### What the task asks
Only the lines from the line holding "Output a JSON" through the final line of the entries below are to be returned, exactly as they stand.

Figure record extracts:
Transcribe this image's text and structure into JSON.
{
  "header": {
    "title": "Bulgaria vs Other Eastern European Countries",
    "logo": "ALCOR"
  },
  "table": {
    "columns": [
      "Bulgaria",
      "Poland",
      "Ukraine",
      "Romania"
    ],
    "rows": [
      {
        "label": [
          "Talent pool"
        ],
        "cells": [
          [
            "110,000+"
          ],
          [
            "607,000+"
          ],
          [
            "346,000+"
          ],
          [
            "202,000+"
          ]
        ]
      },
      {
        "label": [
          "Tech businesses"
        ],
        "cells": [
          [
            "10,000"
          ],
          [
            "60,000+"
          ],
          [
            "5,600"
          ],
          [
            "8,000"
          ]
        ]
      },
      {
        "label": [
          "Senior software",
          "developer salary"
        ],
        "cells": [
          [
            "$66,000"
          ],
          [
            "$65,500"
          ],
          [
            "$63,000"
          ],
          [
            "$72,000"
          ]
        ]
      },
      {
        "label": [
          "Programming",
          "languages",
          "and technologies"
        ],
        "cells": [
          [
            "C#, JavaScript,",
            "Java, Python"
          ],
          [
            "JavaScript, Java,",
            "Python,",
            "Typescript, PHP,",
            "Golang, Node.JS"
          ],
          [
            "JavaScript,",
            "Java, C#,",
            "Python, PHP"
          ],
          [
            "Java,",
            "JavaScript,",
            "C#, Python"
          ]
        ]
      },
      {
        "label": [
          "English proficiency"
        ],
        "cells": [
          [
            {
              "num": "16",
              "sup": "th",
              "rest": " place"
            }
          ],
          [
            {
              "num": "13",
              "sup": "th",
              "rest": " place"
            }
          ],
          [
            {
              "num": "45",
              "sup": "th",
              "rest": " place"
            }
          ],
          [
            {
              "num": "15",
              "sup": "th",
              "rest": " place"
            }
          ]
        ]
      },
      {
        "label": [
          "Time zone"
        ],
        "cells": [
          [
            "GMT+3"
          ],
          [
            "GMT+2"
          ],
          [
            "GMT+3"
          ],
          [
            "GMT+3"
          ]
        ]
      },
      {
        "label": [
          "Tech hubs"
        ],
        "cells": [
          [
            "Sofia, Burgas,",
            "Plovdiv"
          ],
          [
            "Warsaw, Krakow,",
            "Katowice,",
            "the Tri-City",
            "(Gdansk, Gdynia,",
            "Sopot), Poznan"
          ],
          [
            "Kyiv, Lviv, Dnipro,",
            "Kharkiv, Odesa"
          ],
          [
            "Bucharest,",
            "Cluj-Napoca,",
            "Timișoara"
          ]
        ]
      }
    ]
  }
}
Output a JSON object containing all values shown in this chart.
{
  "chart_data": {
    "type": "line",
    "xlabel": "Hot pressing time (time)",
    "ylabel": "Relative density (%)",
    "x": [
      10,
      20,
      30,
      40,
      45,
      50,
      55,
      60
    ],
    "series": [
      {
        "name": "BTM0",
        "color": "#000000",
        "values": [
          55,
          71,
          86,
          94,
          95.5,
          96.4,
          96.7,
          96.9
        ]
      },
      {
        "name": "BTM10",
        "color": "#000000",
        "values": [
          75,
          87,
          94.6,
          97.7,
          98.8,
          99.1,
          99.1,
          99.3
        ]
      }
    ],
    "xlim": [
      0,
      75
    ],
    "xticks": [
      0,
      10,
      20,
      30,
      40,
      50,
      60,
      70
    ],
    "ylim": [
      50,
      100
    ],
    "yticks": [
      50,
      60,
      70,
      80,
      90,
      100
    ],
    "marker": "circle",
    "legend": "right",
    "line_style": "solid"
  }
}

### Task solution
Output a JSON object containing all values shown in this chart.
{
  "chart_data": {
    "type": "line",
    "xlabel": "Hot pressing time (time)",
    "ylabel": "Relative density (%)",
    "x": [
      10,
      20,
      30,
      40,
      45,
      50,
      55,
      60
    ],
    "series": [
      {
        "name": "BTM0",
        "color": "#000000",
        "values": [
          55,
          71,
          86,
          94,
          95.5,
          96.4,
          96.7,
          96.9
        ]
      },
      {
        "name": "BTM10",
        "color": "#000000",
        "values": [
          75,
          87,
          94.6,
          97.7,
          98.8,
          99.1,
          99.1,
          99.3
        ]
      }
    ],
    "xlim": [
      0,
      75
    ],
    "xticks": [
      0,
      10,
      20,
      30,
      40,
      50,
      60,
      70
    ],
    "ylim": [
      50,
      100
    ],
    "yticks": [
      50,
      60,
      70,
      80,
      90,
      100
    ],
    "marker": "circle",
    "legend": "right",
    "line_style": "solid"
  }
}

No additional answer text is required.